● Exercise description: Write the listing below out again exactly, dropping the images.

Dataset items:
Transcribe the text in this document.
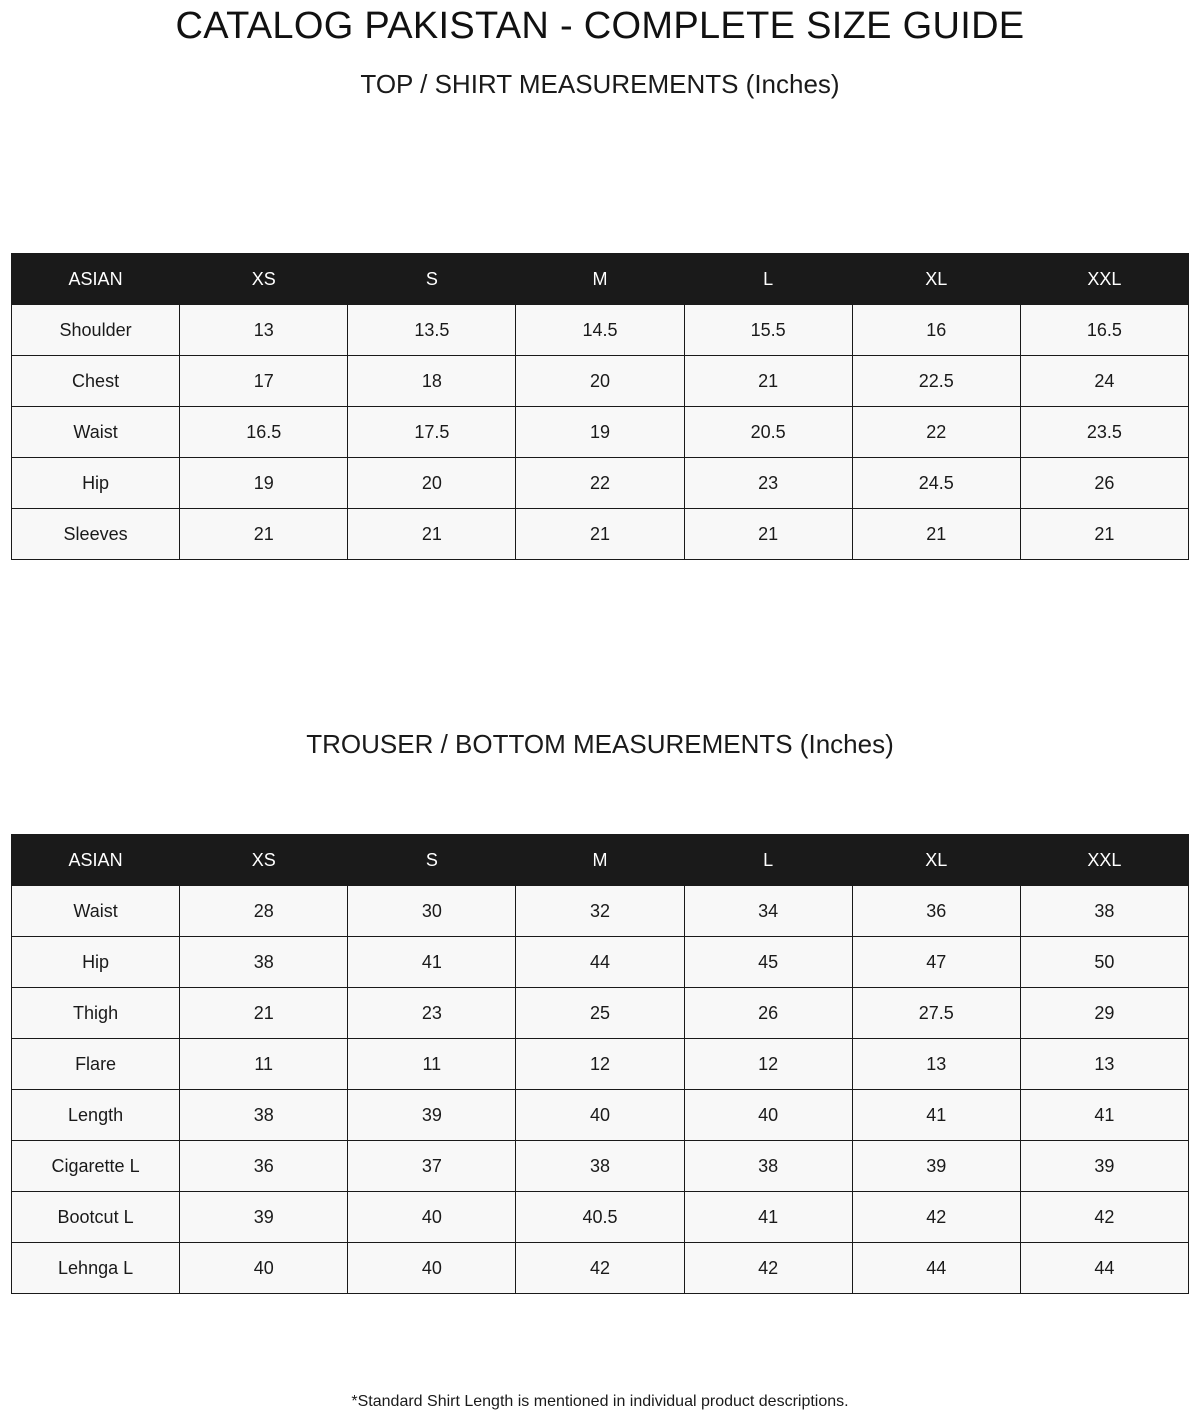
CATALOG PAKISTAN - COMPLETE SIZE GUIDE
TOP / SHIRT MEASUREMENTS (Inches)
ASIAN	XS	S	M	L	XL	XXL
Shoulder	13	13.5	14.5	15.5	16	16.5
Chest	17	18	20	21	22.5	24
Waist	16.5	17.5	19	20.5	22	23.5
Hip	19	20	22	23	24.5	26
Sleeves	21	21	21	21	21	21
TROUSER / BOTTOM MEASUREMENTS (Inches)
ASIAN	XS	S	M	L	XL	XXL
Waist	28	30	32	34	36	38
Hip	38	41	44	45	47	50
Thigh	21	23	25	26	27.5	29
Flare	11	11	12	12	13	13
Length	38	39	40	40	41	41
Cigarette L	36	37	38	38	39	39
Bootcut L	39	40	40.5	41	42	42
Lehnga L	40	40	42	42	44	44
*Standard Shirt Length is mentioned in individual product descriptions.
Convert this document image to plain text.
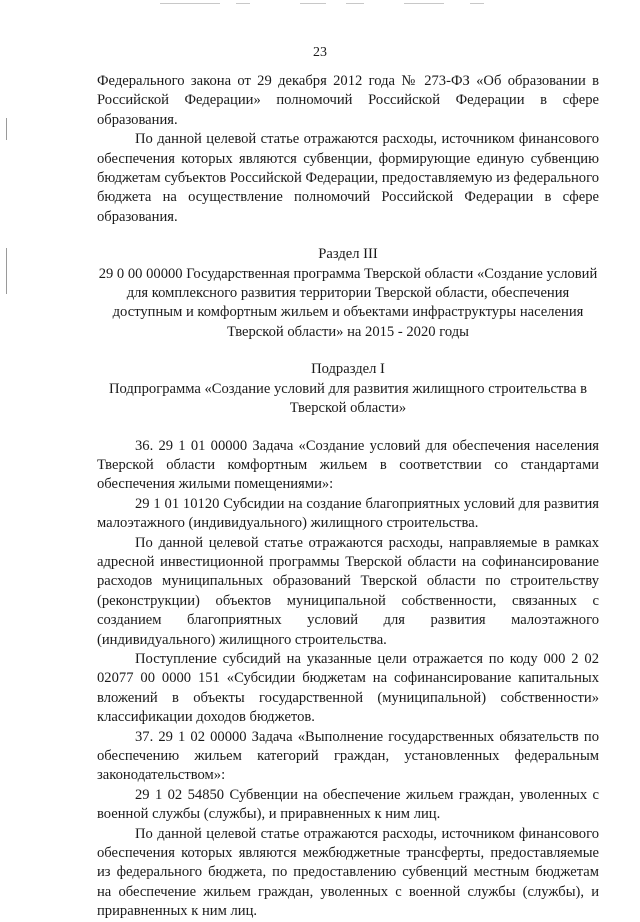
23

Федерального закона от 29 декабря 2012 года № 273-ФЗ «Об образовании в Российской Федерации» полномочий Российской Федерации в сфере образования.

По данной целевой статье отражаются расходы, источником финансового обеспечения которых являются субвенции, формирующие единую субвенцию бюджетам субъектов Российской Федерации, предоставляемую из федерального бюджета на осуществление полномочий Российской Федерации в сфере образования.

Раздел III

29 0 00 00000 Государственная программа Тверской области «Создание условий для комплексного развития территории Тверской области, обеспечения доступным и комфортным жильем и объектами инфраструктуры населения Тверской области» на 2015 - 2020 годы

Подраздел I

Подпрограмма «Создание условий для развития жилищного строительства в Тверской области»

36. 29 1 01 00000 Задача «Создание условий для обеспечения населения Тверской области комфортным жильем в соответствии со стандартами обеспечения жилыми помещениями»:

29 1 01 10120 Субсидии на создание благоприятных условий для развития малоэтажного (индивидуального) жилищного строительства.

По данной целевой статье отражаются расходы, направляемые в рамках адресной инвестиционной программы Тверской области на софинансирование расходов муниципальных образований Тверской области по строительству (реконструкции) объектов муниципальной собственности, связанных с созданием благоприятных условий для развития малоэтажного (индивидуального) жилищного строительства.

Поступление субсидий на указанные цели отражается по коду 000 2 02 02077 00 0000 151 «Субсидии бюджетам на софинансирование капитальных вложений в объекты государственной (муниципальной) собственности» классификации доходов бюджетов.

37. 29 1 02 00000 Задача «Выполнение государственных обязательств по обеспечению жильем категорий граждан, установленных федеральным законодательством»:

29 1 02 54850 Субвенции на обеспечение жильем граждан, уволенных с военной службы (службы), и приравненных к ним лиц.

По данной целевой статье отражаются расходы, источником финансового обеспечения которых являются межбюджетные трансферты, предоставляемые из федерального бюджета, по предоставлению субвенций местным бюджетам на обеспечение жильем граждан, уволенных с военной службы (службы), и приравненных к ним лиц.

● Exercise response:
Transcribe the text in this document.
CATALOG PAKISTAN - COMPLETE SIZE GUIDE
TOP / SHIRT MEASUREMENTS (Inches)
ASIAN	XS	S	M	L	XL	XXL
Shoulder	13	13.5	14.5	15.5	16	16.5
Chest	17	18	20	21	22.5	24
Waist	16.5	17.5	19	20.5	22	23.5
Hip	19	20	22	23	24.5	26
Sleeves	21	21	21	21	21	21
TROUSER / BOTTOM MEASUREMENTS (Inches)
ASIAN	XS	S	M	L	XL	XXL
Waist	28	30	32	34	36	38
Hip	38	41	44	45	47	50
Thigh	21	23	25	26	27.5	29
Flare	11	11	12	12	13	13
Length	38	39	40	40	41	41
Cigarette L	36	37	38	38	39	39
Bootcut L	39	40	40.5	41	42	42
Lehnga L	40	40	42	42	44	44
*Standard Shirt Length is mentioned in individual product descriptions.
Convert this document image to plain text.
23

Федерального закона от 29 декабря 2012 года № 273-ФЗ «Об образовании в Российской Федерации» полномочий Российской Федерации в сфере образования.

По данной целевой статье отражаются расходы, источником финансового обеспечения которых являются субвенции, формирующие единую субвенцию бюджетам субъектов Российской Федерации, предоставляемую из федерального бюджета на осуществление полномочий Российской Федерации в сфере образования.

Раздел III

29 0 00 00000 Государственная программа Тверской области «Создание условий для комплексного развития территории Тверской области, обеспечения доступным и комфортным жильем и объектами инфраструктуры населения Тверской области» на 2015 - 2020 годы

Подраздел I

Подпрограмма «Создание условий для развития жилищного строительства в Тверской области»

36. 29 1 01 00000 Задача «Создание условий для обеспечения населения Тверской области комфортным жильем в соответствии со стандартами обеспечения жилыми помещениями»:

29 1 01 10120 Субсидии на создание благоприятных условий для развития малоэтажного (индивидуального) жилищного строительства.

По данной целевой статье отражаются расходы, направляемые в рамках адресной инвестиционной программы Тверской области на софинансирование расходов муниципальных образований Тверской области по строительству (реконструкции) объектов муниципальной собственности, связанных с созданием благоприятных условий для развития малоэтажного (индивидуального) жилищного строительства.

Поступление субсидий на указанные цели отражается по коду 000 2 02 02077 00 0000 151 «Субсидии бюджетам на софинансирование капитальных вложений в объекты государственной (муниципальной) собственности» классификации доходов бюджетов.

37. 29 1 02 00000 Задача «Выполнение государственных обязательств по обеспечению жильем категорий граждан, установленных федеральным законодательством»:

29 1 02 54850 Субвенции на обеспечение жильем граждан, уволенных с военной службы (службы), и приравненных к ним лиц.

По данной целевой статье отражаются расходы, источником финансового обеспечения которых являются межбюджетные трансферты, предоставляемые из федерального бюджета, по предоставлению субвенций местным бюджетам на обеспечение жильем граждан, уволенных с военной службы (службы), и приравненных к ним лиц.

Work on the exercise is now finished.